— START —

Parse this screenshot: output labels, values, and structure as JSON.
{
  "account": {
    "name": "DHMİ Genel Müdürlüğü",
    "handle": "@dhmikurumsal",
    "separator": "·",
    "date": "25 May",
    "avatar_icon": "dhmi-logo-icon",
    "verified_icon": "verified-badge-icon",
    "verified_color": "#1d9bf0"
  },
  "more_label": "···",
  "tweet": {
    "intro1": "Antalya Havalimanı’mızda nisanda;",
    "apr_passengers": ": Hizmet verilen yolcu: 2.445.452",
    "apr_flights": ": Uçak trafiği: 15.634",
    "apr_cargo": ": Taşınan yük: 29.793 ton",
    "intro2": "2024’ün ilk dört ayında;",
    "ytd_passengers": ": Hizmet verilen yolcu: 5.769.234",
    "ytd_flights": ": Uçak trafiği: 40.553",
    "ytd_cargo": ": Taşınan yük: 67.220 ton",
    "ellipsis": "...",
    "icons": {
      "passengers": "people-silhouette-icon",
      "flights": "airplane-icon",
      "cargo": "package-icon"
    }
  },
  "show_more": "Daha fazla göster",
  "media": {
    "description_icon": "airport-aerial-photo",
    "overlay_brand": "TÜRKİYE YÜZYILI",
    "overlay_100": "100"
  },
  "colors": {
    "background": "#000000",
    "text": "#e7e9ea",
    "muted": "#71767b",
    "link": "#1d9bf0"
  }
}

— END —

WHAT IS EXPECTED: In the records above, collect each line with "Hizmet".

TASK SOLUTION:
    "apr_passengers": ": Hizmet verilen yolcu: 2.445.452",
    "ytd_passengers": ": Hizmet verilen yolcu: 5.769.234",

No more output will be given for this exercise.